» What you have to do
Scan the entries below for the word "testing", then copy each line that holds it.

Figure record extracts

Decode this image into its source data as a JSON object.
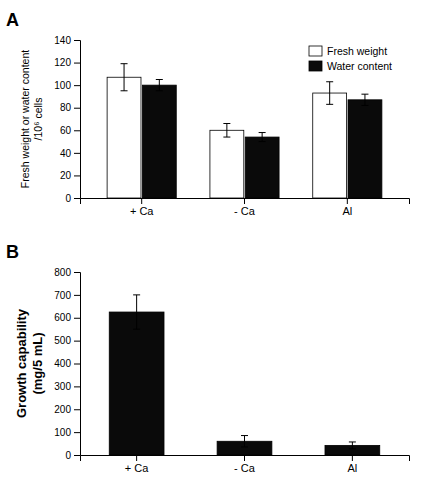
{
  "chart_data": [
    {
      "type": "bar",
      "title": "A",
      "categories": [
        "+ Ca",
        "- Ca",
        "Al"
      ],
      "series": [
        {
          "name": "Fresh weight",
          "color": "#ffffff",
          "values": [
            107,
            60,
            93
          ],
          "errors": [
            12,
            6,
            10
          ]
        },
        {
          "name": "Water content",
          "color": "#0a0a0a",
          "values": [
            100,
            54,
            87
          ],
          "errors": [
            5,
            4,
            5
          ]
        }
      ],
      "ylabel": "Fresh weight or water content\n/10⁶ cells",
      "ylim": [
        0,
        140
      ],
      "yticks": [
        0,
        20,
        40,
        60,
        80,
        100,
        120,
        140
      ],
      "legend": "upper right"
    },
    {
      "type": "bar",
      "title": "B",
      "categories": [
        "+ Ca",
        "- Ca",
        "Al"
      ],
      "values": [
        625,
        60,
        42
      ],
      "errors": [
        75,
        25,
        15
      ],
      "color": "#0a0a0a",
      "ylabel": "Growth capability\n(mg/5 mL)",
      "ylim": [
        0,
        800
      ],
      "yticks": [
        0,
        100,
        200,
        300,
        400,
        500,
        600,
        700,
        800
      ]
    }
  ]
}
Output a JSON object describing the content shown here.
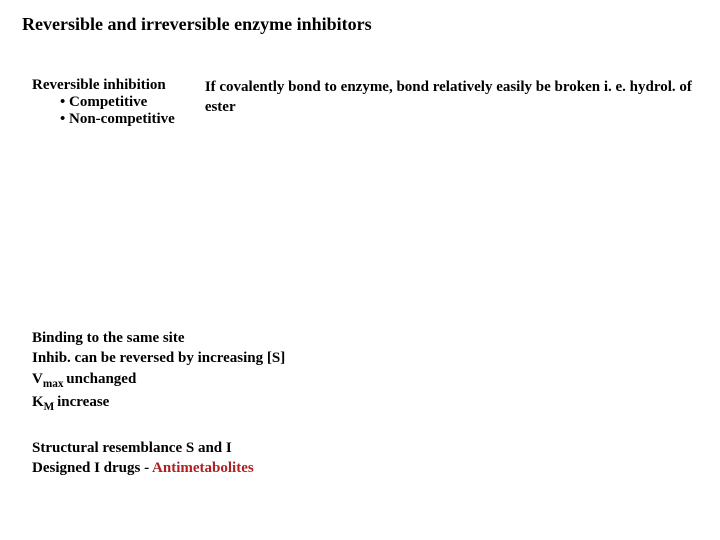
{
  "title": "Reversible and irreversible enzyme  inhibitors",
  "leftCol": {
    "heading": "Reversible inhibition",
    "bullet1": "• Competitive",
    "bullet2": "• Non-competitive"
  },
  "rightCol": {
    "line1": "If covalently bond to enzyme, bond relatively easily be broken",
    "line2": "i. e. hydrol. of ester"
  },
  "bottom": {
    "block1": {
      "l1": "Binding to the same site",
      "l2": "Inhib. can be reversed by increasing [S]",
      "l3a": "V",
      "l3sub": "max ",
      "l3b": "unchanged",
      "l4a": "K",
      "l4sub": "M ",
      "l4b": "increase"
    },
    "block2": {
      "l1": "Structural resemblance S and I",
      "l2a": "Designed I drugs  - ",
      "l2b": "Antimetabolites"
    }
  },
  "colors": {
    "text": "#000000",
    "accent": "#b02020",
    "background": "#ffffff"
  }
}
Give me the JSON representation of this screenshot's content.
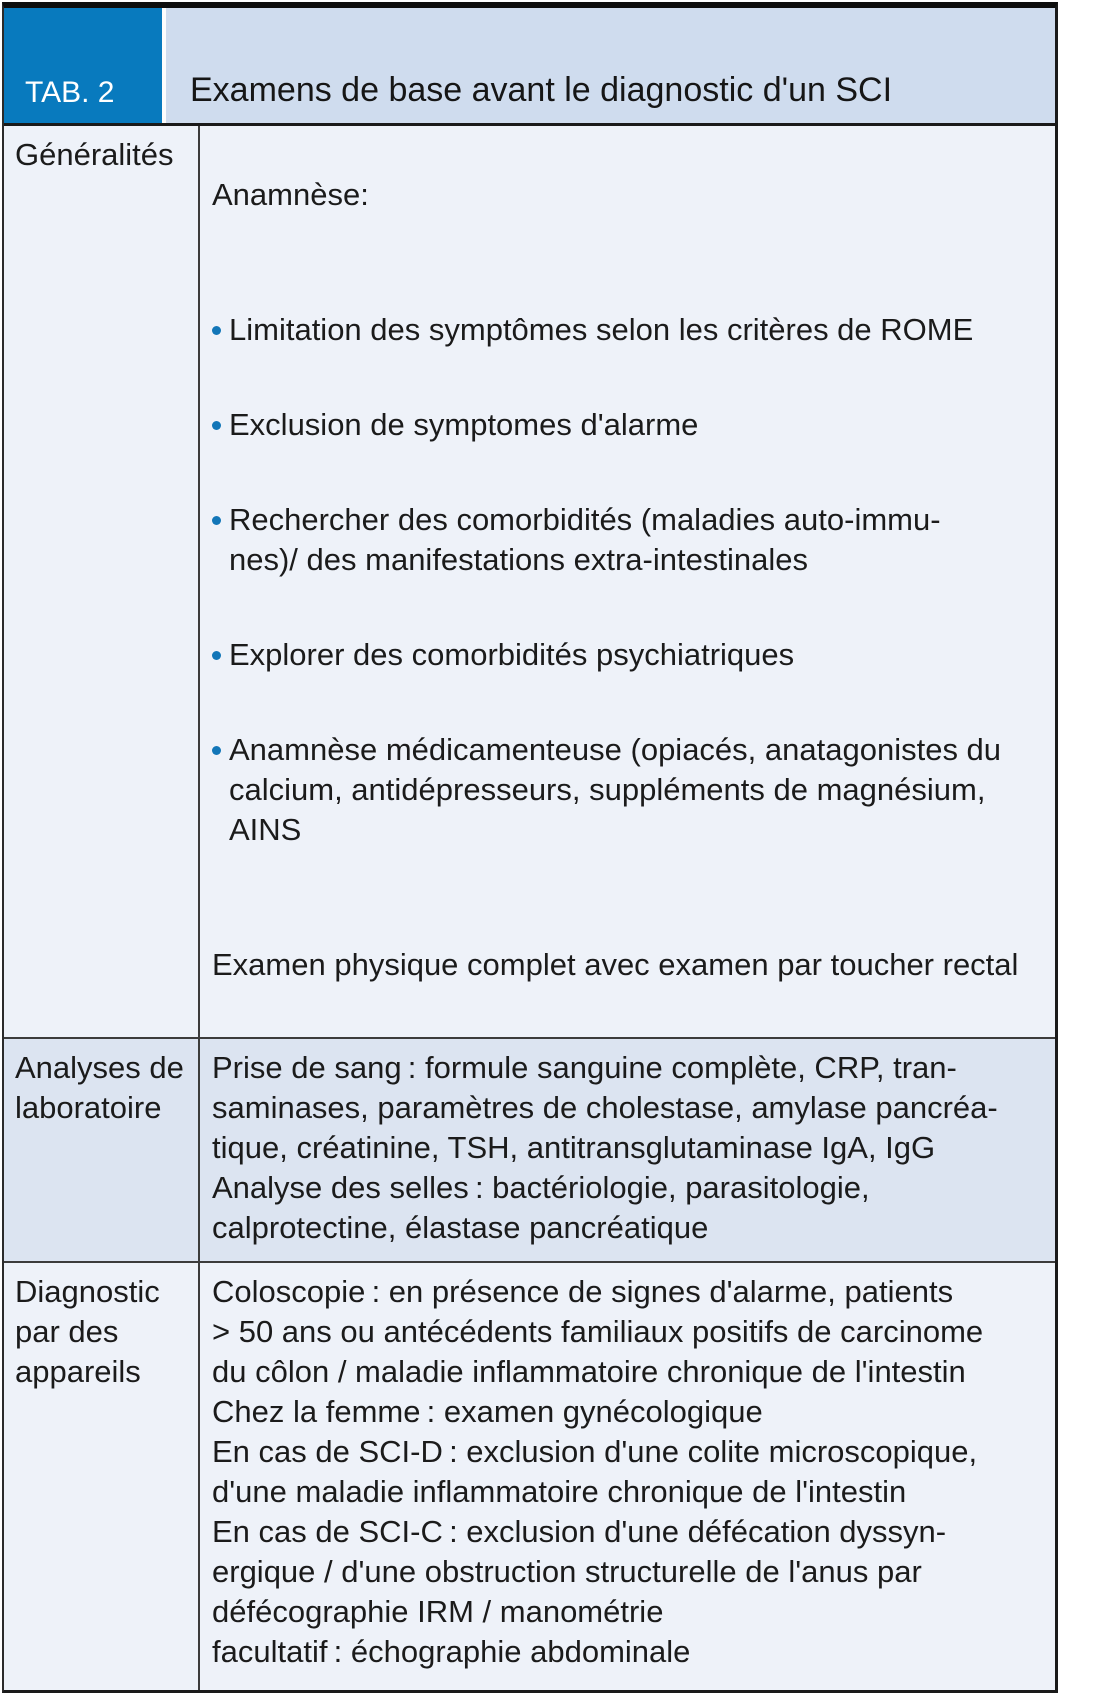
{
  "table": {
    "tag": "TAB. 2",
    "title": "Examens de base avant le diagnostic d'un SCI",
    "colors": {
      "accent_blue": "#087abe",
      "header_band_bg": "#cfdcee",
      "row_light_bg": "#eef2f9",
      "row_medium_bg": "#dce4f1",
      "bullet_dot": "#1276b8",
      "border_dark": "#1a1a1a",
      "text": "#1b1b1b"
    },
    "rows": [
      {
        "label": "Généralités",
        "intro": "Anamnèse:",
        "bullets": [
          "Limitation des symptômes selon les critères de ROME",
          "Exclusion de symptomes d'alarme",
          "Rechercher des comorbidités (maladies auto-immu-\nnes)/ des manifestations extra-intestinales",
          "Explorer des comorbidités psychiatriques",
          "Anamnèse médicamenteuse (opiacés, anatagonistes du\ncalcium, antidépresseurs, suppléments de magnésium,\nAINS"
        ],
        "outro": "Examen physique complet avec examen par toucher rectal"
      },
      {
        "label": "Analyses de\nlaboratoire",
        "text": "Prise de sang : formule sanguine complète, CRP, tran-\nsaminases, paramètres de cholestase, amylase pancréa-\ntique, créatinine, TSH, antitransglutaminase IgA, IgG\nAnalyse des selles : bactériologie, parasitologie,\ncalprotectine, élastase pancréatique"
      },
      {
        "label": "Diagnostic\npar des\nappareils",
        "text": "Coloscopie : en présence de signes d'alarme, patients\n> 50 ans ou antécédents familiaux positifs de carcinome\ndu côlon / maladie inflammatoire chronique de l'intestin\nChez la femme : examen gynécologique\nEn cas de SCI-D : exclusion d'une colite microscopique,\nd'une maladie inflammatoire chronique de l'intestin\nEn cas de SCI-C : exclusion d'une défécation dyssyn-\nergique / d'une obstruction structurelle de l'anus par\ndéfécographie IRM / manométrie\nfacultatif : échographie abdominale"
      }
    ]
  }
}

...

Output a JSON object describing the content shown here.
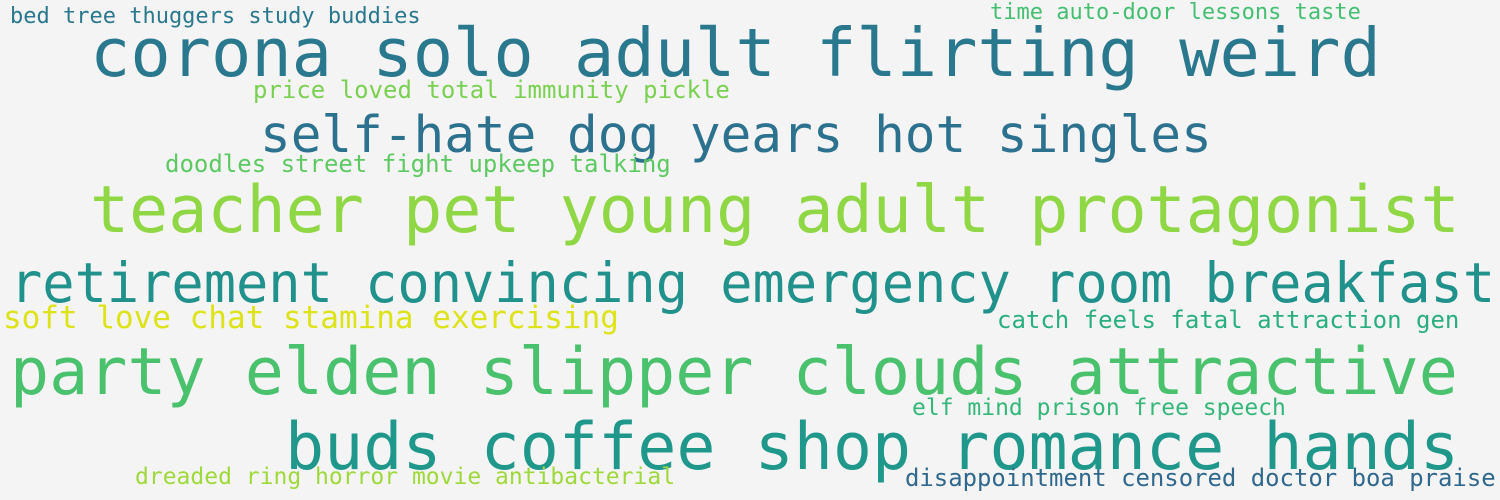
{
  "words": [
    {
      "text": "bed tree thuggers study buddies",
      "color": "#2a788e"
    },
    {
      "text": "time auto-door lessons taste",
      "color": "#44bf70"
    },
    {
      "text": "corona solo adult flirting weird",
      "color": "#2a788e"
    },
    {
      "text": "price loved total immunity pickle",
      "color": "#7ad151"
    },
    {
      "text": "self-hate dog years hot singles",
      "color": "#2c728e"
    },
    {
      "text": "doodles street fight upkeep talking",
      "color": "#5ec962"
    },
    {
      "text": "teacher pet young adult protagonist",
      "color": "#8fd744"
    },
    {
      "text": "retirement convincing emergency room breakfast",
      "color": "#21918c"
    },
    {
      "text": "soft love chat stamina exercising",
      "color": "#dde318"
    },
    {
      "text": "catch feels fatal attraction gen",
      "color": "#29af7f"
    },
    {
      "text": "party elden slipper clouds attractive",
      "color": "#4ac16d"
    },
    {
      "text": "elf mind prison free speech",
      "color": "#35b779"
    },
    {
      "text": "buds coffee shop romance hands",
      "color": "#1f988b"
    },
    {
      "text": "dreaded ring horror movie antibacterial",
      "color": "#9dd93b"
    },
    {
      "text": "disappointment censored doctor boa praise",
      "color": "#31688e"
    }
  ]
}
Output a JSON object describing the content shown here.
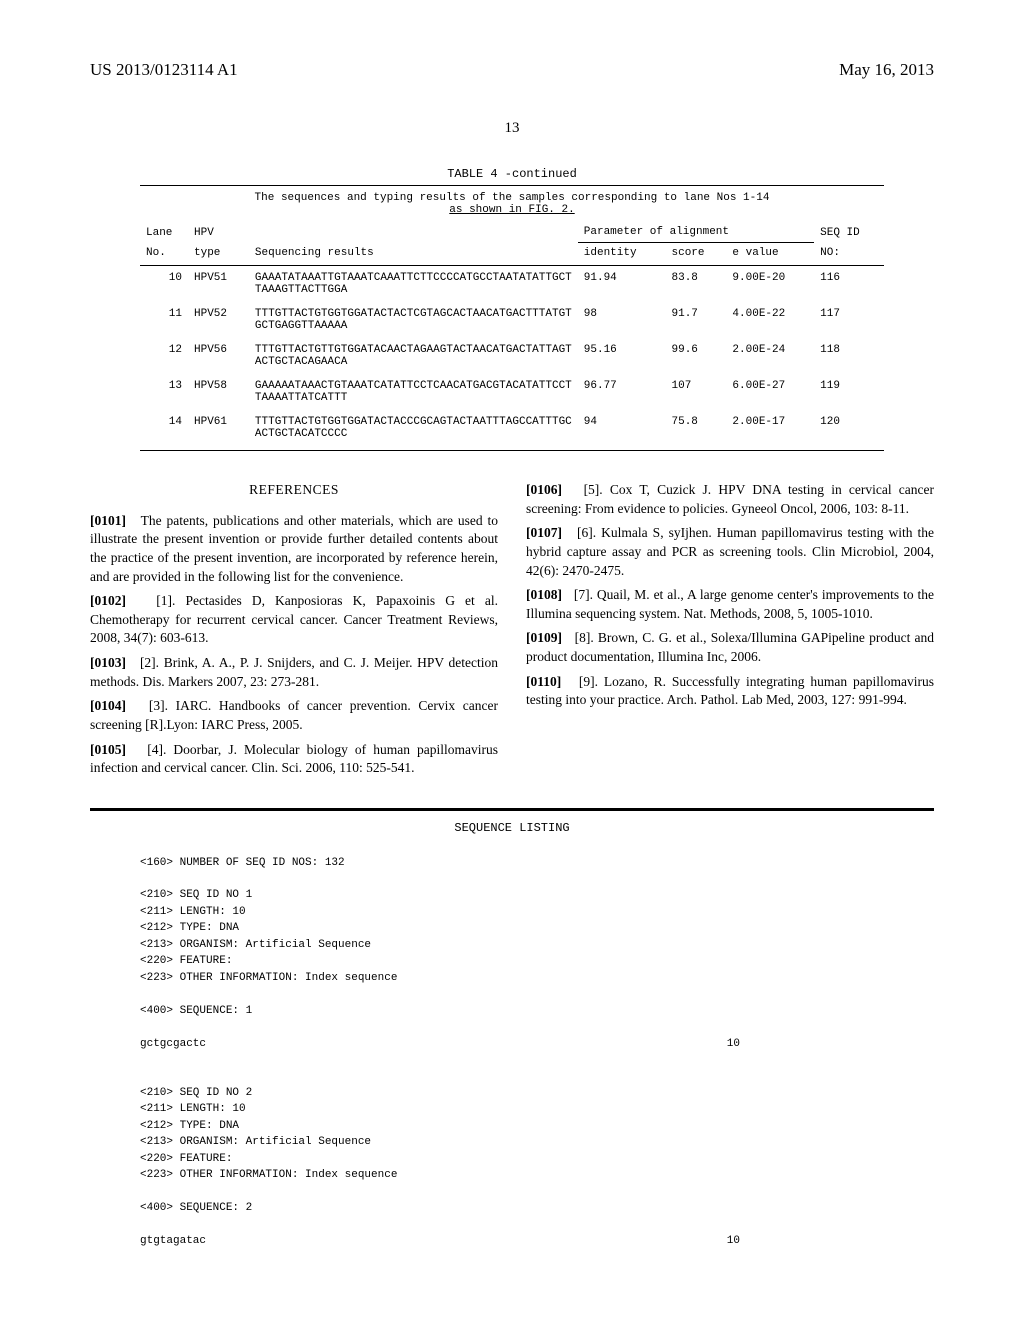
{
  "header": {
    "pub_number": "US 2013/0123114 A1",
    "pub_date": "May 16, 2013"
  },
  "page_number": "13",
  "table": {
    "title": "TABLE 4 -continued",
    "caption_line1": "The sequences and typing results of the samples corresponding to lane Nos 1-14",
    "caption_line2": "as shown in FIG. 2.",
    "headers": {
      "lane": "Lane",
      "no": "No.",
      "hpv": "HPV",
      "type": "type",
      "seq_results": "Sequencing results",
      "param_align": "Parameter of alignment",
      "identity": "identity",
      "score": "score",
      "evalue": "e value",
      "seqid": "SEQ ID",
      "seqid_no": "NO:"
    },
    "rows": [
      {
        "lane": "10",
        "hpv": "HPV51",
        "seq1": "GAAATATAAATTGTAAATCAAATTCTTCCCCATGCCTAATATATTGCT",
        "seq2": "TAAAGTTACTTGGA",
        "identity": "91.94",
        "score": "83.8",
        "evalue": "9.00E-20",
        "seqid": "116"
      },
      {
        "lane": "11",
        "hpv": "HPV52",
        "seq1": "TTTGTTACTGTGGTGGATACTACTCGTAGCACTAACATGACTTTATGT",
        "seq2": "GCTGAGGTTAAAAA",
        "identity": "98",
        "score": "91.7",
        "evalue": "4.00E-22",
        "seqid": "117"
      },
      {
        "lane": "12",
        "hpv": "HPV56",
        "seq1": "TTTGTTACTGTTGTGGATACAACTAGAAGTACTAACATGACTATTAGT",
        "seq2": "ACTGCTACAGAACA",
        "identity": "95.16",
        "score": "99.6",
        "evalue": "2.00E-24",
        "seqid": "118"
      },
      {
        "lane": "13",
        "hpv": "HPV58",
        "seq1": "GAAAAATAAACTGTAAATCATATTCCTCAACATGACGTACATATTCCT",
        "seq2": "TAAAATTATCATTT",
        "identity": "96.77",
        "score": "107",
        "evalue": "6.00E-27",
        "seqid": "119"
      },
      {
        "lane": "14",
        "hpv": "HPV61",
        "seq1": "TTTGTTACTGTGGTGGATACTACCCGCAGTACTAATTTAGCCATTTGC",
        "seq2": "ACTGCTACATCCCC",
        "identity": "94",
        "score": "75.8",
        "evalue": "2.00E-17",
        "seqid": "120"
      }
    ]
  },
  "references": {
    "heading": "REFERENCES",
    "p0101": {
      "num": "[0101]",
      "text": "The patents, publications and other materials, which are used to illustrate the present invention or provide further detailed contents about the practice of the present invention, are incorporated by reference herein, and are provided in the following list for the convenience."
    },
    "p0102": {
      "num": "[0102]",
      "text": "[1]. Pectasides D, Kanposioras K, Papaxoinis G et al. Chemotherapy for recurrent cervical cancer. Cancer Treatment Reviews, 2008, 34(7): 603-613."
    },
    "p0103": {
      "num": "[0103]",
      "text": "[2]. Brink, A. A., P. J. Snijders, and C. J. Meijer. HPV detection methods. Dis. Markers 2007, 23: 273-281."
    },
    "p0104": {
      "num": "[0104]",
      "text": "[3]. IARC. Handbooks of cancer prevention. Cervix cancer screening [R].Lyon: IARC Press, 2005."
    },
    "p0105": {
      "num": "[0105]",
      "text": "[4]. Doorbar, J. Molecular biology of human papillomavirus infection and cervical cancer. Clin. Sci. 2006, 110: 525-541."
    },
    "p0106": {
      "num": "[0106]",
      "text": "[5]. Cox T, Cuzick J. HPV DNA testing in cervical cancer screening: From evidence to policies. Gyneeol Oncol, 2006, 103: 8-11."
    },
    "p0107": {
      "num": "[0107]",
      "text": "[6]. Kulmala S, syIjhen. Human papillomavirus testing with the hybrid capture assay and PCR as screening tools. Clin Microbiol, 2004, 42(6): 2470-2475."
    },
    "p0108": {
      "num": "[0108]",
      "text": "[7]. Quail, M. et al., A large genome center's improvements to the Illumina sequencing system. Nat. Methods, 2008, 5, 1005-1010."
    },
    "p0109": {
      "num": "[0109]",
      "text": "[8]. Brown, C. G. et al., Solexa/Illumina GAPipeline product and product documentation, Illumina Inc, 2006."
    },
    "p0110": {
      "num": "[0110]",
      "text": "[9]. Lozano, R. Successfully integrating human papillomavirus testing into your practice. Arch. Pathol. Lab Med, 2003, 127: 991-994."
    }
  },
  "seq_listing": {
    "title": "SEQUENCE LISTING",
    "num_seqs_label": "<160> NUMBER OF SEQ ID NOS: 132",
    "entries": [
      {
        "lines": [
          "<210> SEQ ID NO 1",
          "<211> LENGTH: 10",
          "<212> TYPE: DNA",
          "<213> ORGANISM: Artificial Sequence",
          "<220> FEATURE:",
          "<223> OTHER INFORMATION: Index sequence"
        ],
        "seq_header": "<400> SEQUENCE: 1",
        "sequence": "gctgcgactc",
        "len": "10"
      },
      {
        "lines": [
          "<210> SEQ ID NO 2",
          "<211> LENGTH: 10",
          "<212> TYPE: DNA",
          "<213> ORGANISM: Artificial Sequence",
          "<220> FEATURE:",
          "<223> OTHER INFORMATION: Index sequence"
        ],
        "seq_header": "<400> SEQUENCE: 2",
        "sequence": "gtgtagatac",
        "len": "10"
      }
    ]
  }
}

» Written solution
      "text": "[5]. Cox T, Cuzick J. HPV DNA testing in cervical cancer screening: From evidence to policies. Gyneeol Oncol, 2006, 103: 8-11."
      "text": "[6]. Kulmala S, syIjhen. Human papillomavirus testing with the hybrid capture assay and PCR as screening tools. Clin Microbiol, 2004, 42(6): 2470-2475."
      "text": "[9]. Lozano, R. Successfully integrating human papillomavirus testing into your practice. Arch. Pathol. Lab Med, 2003, 127: 991-994."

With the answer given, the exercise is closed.